▶ [Exercise]
Tally the lines below that contain the word "right", and give only that number.

▶ [Supplied records]
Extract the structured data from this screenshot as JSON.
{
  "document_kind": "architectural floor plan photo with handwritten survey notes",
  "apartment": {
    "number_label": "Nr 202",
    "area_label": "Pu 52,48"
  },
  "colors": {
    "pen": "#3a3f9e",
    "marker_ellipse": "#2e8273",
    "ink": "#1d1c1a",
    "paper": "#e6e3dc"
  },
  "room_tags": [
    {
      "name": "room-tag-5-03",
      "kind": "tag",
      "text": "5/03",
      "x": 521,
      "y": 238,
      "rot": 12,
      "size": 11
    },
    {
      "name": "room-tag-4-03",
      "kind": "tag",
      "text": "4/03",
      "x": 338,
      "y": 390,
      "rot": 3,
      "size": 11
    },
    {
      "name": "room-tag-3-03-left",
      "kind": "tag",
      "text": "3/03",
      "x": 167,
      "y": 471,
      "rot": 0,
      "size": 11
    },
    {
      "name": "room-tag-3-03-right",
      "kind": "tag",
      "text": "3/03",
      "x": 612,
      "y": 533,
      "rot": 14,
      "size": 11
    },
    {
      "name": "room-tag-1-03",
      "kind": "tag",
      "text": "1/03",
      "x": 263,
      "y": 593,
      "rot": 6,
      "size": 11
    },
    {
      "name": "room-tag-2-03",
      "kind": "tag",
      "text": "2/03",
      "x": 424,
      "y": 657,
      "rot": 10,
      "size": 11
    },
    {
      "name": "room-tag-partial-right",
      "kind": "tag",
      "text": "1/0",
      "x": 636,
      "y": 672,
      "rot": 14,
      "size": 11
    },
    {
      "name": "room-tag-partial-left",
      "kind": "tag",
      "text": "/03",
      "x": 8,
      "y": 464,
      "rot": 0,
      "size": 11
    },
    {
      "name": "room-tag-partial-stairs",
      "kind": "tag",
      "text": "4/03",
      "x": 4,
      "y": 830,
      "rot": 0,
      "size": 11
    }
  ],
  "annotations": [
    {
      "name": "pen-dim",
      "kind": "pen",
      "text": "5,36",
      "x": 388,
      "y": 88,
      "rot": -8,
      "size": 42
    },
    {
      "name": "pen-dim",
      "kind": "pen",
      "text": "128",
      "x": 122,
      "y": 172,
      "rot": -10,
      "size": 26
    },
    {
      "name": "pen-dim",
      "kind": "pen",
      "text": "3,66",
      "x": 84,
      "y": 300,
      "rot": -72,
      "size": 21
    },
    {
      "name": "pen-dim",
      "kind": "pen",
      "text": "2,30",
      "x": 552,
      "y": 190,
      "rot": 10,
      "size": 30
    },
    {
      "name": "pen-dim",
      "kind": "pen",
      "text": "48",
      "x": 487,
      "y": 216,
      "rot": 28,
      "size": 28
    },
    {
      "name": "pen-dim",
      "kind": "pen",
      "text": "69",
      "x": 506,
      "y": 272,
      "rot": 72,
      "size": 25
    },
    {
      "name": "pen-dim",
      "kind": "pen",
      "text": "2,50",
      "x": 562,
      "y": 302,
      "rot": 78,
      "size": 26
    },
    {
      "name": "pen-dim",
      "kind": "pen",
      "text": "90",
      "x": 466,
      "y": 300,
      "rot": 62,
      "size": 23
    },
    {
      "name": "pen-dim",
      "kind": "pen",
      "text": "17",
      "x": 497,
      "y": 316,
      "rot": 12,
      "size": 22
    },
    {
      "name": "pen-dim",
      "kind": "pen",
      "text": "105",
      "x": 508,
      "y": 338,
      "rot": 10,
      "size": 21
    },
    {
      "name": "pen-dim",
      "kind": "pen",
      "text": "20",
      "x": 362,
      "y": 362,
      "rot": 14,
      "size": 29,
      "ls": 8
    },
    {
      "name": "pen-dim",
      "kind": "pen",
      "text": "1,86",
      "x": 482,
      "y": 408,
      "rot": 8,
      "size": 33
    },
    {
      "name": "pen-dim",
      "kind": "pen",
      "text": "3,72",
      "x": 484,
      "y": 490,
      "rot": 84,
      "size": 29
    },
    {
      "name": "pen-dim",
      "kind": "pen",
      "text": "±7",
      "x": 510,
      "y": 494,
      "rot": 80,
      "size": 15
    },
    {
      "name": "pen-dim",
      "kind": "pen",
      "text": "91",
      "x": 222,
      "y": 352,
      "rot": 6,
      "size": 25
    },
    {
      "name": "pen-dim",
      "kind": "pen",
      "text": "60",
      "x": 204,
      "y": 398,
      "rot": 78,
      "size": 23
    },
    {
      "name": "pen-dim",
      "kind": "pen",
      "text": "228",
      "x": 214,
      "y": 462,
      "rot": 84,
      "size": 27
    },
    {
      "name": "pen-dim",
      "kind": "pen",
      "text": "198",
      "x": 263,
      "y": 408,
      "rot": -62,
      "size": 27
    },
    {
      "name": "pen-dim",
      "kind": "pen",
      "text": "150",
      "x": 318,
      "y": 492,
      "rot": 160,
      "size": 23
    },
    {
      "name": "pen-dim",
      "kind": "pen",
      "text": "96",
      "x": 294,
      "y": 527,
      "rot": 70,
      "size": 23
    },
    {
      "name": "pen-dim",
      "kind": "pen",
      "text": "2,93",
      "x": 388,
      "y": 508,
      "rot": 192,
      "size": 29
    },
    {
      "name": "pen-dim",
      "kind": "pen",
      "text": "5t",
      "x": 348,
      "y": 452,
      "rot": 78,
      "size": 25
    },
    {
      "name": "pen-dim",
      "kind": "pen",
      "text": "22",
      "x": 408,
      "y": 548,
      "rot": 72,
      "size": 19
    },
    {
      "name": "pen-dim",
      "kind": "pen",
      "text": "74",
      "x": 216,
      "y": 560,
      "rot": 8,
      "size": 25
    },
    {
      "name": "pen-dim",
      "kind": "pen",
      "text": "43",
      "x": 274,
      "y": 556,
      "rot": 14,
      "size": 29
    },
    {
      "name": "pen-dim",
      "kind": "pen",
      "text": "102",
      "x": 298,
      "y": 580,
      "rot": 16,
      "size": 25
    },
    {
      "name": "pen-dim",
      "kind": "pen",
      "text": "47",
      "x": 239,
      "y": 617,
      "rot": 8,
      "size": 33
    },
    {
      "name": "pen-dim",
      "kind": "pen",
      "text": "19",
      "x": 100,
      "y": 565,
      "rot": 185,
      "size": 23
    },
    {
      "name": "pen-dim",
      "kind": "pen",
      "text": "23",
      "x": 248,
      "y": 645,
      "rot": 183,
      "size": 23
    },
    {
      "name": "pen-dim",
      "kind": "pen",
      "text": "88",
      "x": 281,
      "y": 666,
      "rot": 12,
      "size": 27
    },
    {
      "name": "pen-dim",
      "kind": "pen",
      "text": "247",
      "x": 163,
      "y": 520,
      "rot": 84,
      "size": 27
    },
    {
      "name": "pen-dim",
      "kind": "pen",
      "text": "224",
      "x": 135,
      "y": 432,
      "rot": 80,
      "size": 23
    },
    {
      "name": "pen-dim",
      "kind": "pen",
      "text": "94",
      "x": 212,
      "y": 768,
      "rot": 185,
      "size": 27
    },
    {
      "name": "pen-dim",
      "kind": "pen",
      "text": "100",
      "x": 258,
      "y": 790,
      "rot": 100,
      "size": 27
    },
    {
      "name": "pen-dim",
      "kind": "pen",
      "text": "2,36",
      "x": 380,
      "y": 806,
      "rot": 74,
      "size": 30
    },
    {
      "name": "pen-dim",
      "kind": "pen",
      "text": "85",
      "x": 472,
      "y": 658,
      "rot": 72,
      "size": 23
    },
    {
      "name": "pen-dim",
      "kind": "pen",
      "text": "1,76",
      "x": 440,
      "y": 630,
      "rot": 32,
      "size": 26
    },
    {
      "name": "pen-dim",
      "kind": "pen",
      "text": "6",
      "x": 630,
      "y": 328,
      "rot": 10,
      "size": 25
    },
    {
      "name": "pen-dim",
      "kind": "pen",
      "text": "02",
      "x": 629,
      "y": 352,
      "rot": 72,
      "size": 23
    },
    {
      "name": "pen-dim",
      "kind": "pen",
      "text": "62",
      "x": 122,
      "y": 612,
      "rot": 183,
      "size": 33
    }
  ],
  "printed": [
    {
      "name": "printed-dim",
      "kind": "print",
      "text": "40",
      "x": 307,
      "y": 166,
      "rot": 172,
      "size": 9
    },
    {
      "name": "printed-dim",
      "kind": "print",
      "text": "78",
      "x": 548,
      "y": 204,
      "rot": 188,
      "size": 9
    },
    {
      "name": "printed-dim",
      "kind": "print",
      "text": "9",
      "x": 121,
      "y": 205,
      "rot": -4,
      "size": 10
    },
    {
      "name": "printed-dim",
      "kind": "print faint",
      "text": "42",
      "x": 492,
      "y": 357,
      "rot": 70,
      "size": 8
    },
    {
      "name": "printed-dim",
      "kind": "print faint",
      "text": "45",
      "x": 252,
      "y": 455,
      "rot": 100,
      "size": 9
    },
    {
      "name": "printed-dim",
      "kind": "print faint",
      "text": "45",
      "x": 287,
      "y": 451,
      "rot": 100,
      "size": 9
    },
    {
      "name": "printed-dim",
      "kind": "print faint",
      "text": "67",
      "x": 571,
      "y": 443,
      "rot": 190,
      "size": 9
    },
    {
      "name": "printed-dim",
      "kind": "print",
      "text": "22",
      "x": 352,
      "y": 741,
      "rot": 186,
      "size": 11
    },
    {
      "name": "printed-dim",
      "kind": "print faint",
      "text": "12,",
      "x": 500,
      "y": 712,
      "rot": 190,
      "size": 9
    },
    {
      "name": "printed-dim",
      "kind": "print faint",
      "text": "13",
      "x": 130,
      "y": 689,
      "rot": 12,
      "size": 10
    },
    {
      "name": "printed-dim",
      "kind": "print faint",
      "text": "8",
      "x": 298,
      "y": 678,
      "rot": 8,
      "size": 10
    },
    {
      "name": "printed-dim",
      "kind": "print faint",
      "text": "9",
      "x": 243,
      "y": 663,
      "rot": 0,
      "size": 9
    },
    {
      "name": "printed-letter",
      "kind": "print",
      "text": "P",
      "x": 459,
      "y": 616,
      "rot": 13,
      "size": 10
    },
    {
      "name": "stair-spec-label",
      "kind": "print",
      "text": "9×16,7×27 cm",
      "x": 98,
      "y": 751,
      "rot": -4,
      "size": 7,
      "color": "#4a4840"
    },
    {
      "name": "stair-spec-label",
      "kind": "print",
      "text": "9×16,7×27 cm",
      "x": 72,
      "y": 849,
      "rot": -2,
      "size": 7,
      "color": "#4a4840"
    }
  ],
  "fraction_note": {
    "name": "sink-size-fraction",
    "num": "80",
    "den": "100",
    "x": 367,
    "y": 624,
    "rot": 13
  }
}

▶ [Written solution]
2